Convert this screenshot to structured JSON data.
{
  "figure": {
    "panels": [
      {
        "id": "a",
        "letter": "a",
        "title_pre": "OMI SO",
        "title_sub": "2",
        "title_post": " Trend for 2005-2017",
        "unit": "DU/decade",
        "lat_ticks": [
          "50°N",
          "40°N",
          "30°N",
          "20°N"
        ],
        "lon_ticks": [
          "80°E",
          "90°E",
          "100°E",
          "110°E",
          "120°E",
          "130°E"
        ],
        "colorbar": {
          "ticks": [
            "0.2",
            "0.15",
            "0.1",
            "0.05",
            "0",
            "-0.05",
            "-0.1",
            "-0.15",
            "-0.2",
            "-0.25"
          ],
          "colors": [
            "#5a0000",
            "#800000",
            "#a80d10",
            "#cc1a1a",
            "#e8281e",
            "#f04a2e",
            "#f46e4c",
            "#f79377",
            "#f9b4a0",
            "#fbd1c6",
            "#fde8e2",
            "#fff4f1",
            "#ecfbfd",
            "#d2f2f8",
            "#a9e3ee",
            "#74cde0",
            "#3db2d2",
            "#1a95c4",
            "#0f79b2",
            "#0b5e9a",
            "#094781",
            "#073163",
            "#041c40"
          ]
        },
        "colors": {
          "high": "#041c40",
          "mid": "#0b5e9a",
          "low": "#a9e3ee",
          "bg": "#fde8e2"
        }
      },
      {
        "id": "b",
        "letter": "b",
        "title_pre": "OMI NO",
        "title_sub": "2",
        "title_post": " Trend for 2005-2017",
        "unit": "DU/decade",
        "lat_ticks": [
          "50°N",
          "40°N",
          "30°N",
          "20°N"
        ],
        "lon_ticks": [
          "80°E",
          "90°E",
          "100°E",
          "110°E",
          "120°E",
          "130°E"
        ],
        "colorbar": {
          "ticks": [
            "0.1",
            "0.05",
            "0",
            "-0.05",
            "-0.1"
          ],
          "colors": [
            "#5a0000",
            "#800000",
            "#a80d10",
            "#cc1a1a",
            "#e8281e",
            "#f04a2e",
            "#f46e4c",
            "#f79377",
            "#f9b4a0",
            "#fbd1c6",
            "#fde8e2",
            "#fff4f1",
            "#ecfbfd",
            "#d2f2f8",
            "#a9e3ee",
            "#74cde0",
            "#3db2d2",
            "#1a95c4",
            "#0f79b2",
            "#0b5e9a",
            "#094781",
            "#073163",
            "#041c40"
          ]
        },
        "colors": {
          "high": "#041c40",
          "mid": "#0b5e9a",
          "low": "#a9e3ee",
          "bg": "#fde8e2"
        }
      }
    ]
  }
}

- **Instructions for the task**: Repeat the entries above exactly, leaving nothing out.

- **Answer to this problem**:
Convert this screenshot to structured JSON data.
{
  "figure": {
    "panels": [
      {
        "id": "a",
        "letter": "a",
        "title_pre": "OMI SO",
        "title_sub": "2",
        "title_post": " Trend for 2005-2017",
        "unit": "DU/decade",
        "lat_ticks": [
          "50°N",
          "40°N",
          "30°N",
          "20°N"
        ],
        "lon_ticks": [
          "80°E",
          "90°E",
          "100°E",
          "110°E",
          "120°E",
          "130°E"
        ],
        "colorbar": {
          "ticks": [
            "0.2",
            "0.15",
            "0.1",
            "0.05",
            "0",
            "-0.05",
            "-0.1",
            "-0.15",
            "-0.2",
            "-0.25"
          ],
          "colors": [
            "#5a0000",
            "#800000",
            "#a80d10",
            "#cc1a1a",
            "#e8281e",
            "#f04a2e",
            "#f46e4c",
            "#f79377",
            "#f9b4a0",
            "#fbd1c6",
            "#fde8e2",
            "#fff4f1",
            "#ecfbfd",
            "#d2f2f8",
            "#a9e3ee",
            "#74cde0",
            "#3db2d2",
            "#1a95c4",
            "#0f79b2",
            "#0b5e9a",
            "#094781",
            "#073163",
            "#041c40"
          ]
        },
        "colors": {
          "high": "#041c40",
          "mid": "#0b5e9a",
          "low": "#a9e3ee",
          "bg": "#fde8e2"
        }
      },
      {
        "id": "b",
        "letter": "b",
        "title_pre": "OMI NO",
        "title_sub": "2",
        "title_post": " Trend for 2005-2017",
        "unit": "DU/decade",
        "lat_ticks": [
          "50°N",
          "40°N",
          "30°N",
          "20°N"
        ],
        "lon_ticks": [
          "80°E",
          "90°E",
          "100°E",
          "110°E",
          "120°E",
          "130°E"
        ],
        "colorbar": {
          "ticks": [
            "0.1",
            "0.05",
            "0",
            "-0.05",
            "-0.1"
          ],
          "colors": [
            "#5a0000",
            "#800000",
            "#a80d10",
            "#cc1a1a",
            "#e8281e",
            "#f04a2e",
            "#f46e4c",
            "#f79377",
            "#f9b4a0",
            "#fbd1c6",
            "#fde8e2",
            "#fff4f1",
            "#ecfbfd",
            "#d2f2f8",
            "#a9e3ee",
            "#74cde0",
            "#3db2d2",
            "#1a95c4",
            "#0f79b2",
            "#0b5e9a",
            "#094781",
            "#073163",
            "#041c40"
          ]
        },
        "colors": {
          "high": "#041c40",
          "mid": "#0b5e9a",
          "low": "#a9e3ee",
          "bg": "#fde8e2"
        }
      }
    ]
  }
}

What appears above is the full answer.